Locate each line below that includes "more" and reproduce it.

§

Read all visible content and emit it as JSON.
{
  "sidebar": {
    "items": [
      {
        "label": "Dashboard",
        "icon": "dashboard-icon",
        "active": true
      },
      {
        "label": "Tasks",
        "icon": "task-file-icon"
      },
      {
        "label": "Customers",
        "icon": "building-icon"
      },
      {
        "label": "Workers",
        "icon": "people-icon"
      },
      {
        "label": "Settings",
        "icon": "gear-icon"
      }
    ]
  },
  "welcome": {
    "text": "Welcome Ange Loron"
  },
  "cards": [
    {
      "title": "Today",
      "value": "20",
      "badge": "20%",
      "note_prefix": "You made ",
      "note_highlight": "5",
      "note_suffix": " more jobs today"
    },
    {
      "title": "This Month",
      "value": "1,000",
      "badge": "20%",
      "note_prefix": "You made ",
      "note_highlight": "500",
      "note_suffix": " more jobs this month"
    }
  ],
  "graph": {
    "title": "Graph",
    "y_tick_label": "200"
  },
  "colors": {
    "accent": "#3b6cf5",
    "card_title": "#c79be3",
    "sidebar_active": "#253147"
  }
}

§

» **Answer to this problem**
      "note_suffix": " more jobs today"
      "note_suffix": " more jobs this month"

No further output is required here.